--- Start of Supplied material ---
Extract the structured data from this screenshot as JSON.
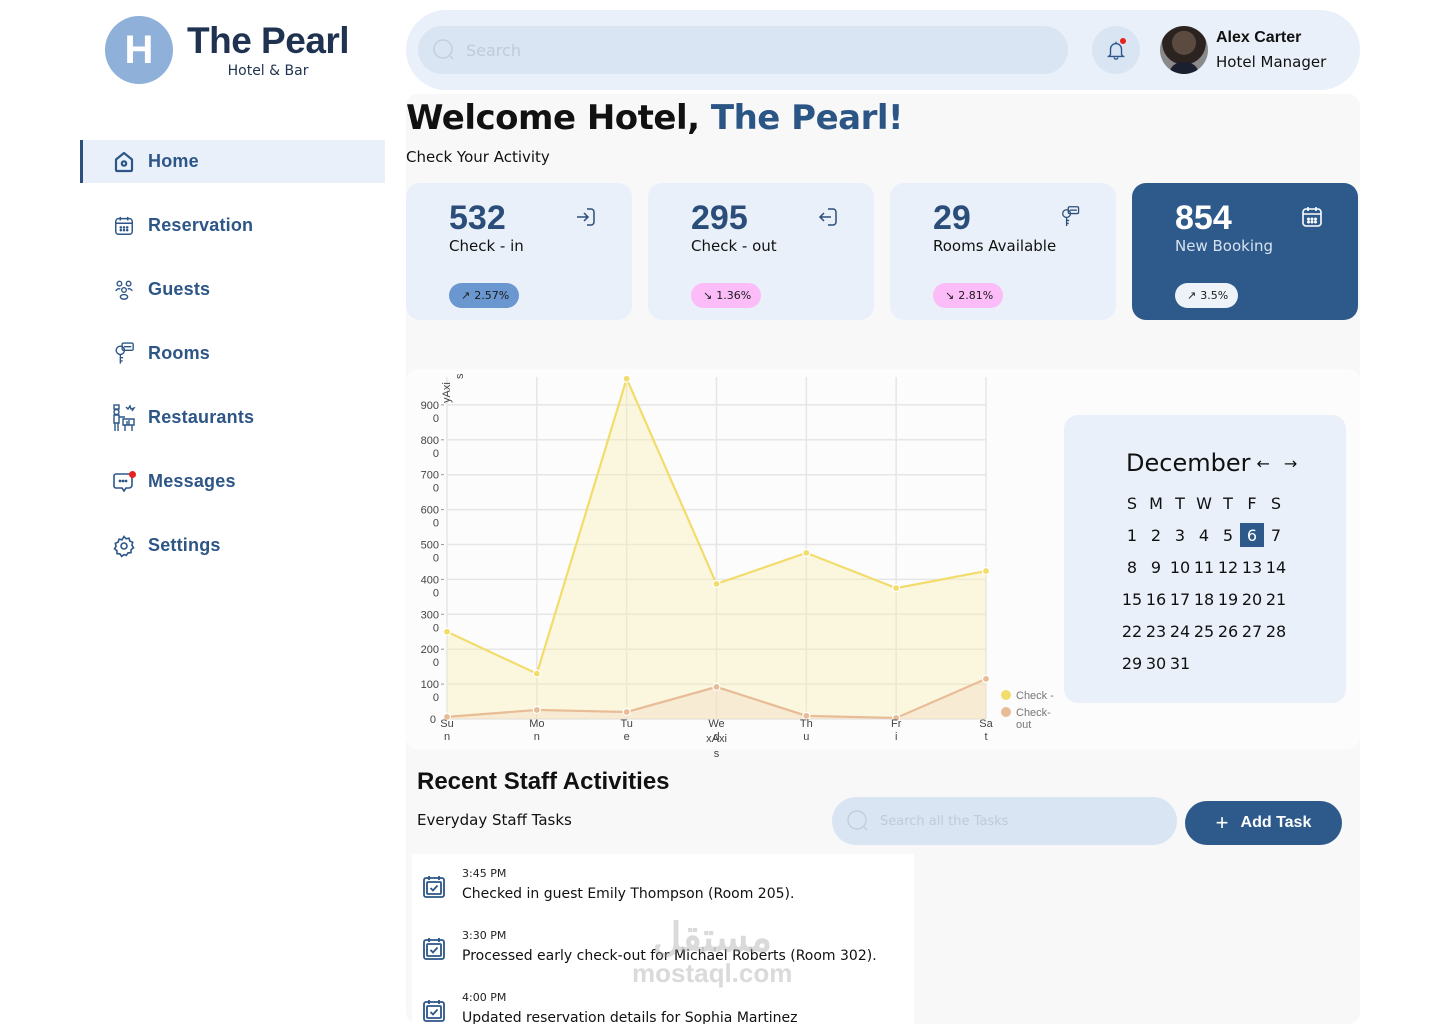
{
  "brand": {
    "logo_letter": "H",
    "name": "The Pearl",
    "tagline": "Hotel & Bar"
  },
  "sidebar": {
    "items": [
      {
        "label": "Home",
        "icon": "home-icon",
        "active": true
      },
      {
        "label": "Reservation",
        "icon": "calendar-icon"
      },
      {
        "label": "Guests",
        "icon": "guests-icon"
      },
      {
        "label": "Rooms",
        "icon": "room-key-icon"
      },
      {
        "label": "Restaurants",
        "icon": "chef-icon"
      },
      {
        "label": "Messages",
        "icon": "chat-icon",
        "has_notification": true
      },
      {
        "label": "Settings",
        "icon": "gear-icon"
      }
    ]
  },
  "header": {
    "search_placeholder": "Search",
    "notifications_icon": "bell-icon",
    "user": {
      "name": "Alex Carter",
      "role": "Hotel Manager"
    }
  },
  "main": {
    "welcome_prefix": "Welcome Hotel, ",
    "welcome_brand": "The Pearl!",
    "subtitle": "Check Your Activity",
    "stats": [
      {
        "value": "532",
        "label": "Check - in",
        "icon": "sign-in-icon",
        "change": "2.57%",
        "trend": "up"
      },
      {
        "value": "295",
        "label": "Check - out",
        "icon": "sign-out-icon",
        "change": "1.36%",
        "trend": "down"
      },
      {
        "value": "29",
        "label": "Rooms Available",
        "icon": "room-key-icon",
        "change": "2.81%",
        "trend": "down"
      },
      {
        "value": "854",
        "label": "New Booking",
        "icon": "calendar-icon",
        "change": "3.5%",
        "trend": "up"
      }
    ]
  },
  "chart_data": {
    "type": "area",
    "title": "",
    "xlabel": "xAxis",
    "ylabel": "yAxis",
    "categories": [
      "Sun",
      "Mon",
      "Tue",
      "Wed",
      "Thu",
      "Fri",
      "Sat"
    ],
    "series": [
      {
        "name": "Check - in",
        "color": "#f2dc6b",
        "values": [
          2500,
          1300,
          9750,
          3870,
          4760,
          3750,
          4240
        ]
      },
      {
        "name": "Check-out",
        "color": "#e8bc96",
        "values": [
          60,
          260,
          200,
          920,
          90,
          30,
          1150
        ]
      }
    ],
    "ylim": [
      0,
      9750
    ],
    "yticks": [
      0,
      1000,
      2000,
      3000,
      4000,
      5000,
      6000,
      7000,
      8000,
      9000
    ],
    "grid": true,
    "legend_position": "right-bottom"
  },
  "calendar": {
    "month": "December",
    "prev_label": "←",
    "next_label": "→",
    "weekdays": [
      "S",
      "M",
      "T",
      "W",
      "T",
      "F",
      "S"
    ],
    "days": [
      1,
      2,
      3,
      4,
      5,
      6,
      7,
      8,
      9,
      10,
      11,
      12,
      13,
      14,
      15,
      16,
      17,
      18,
      19,
      20,
      21,
      22,
      23,
      24,
      25,
      26,
      27,
      28,
      29,
      30,
      31
    ],
    "selected": 6
  },
  "recent": {
    "title": "Recent Staff Activities",
    "subtitle": "Everyday Staff Tasks",
    "search_placeholder": "Search all the Tasks",
    "add_task_label": "Add Task",
    "tasks": [
      {
        "time": "3:45 PM",
        "text": "Checked in guest Emily Thompson (Room 205)."
      },
      {
        "time": "3:30 PM",
        "text": "Processed early check-out for Michael Roberts (Room 302)."
      },
      {
        "time": "4:00 PM",
        "text": "Updated reservation details for Sophia Martinez"
      }
    ]
  },
  "watermark": {
    "arabic": "مستقل",
    "latin": "mostaql.com"
  }
}
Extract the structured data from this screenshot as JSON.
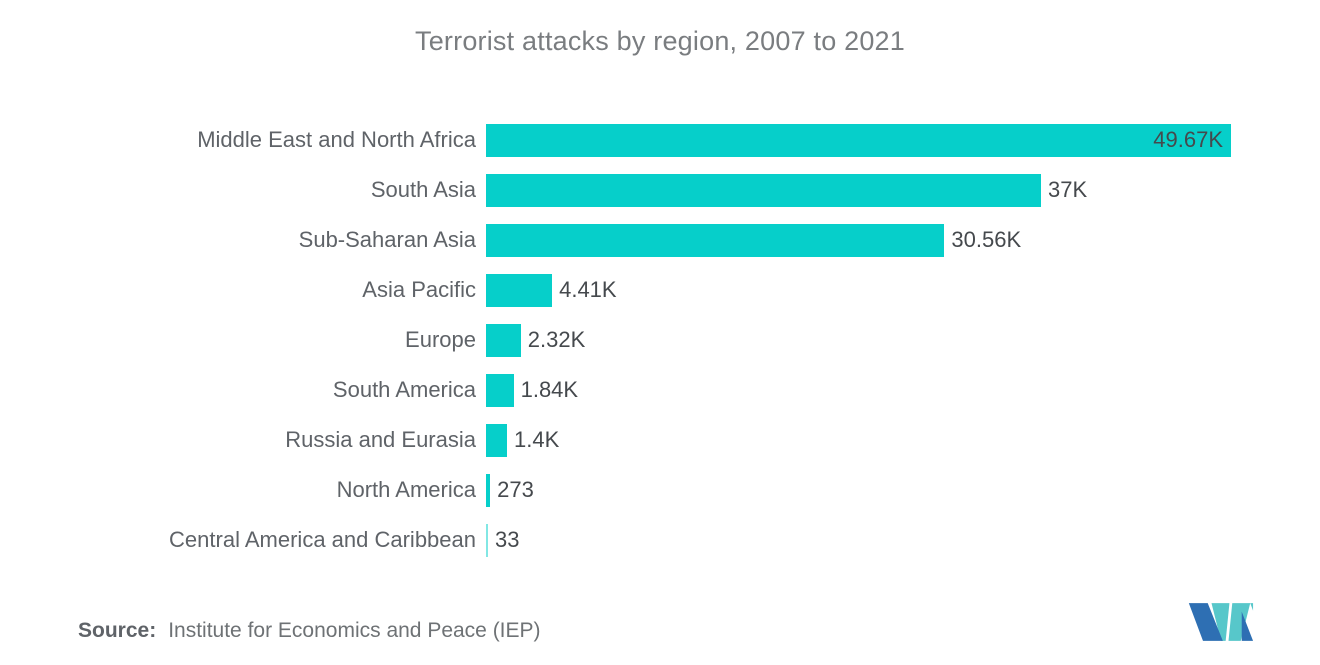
--- End of Supplied material ---
#### Short task:
Find the lines containing "change" and pull them out.

#### Expected output:
        "change": "2.57%",
        "change": "1.36%",
        "change": "2.81%",
        "change": "3.5%",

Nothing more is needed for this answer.